▸ TASK OBJECTIVE
The listing below should be written out exactly; please include all of it.

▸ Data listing
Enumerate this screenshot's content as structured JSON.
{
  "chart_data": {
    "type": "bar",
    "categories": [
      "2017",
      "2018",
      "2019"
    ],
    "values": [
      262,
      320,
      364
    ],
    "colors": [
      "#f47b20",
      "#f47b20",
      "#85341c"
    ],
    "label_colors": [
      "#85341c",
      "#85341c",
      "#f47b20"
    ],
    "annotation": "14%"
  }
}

▸ EXERCISE ANSWER
Enumerate this screenshot's content as structured JSON.
{
  "chart_data": {
    "type": "bar",
    "categories": [
      "2017",
      "2018",
      "2019"
    ],
    "values": [
      262,
      320,
      364
    ],
    "colors": [
      "#f47b20",
      "#f47b20",
      "#85341c"
    ],
    "label_colors": [
      "#85341c",
      "#85341c",
      "#f47b20"
    ],
    "annotation": "14%"
  }
}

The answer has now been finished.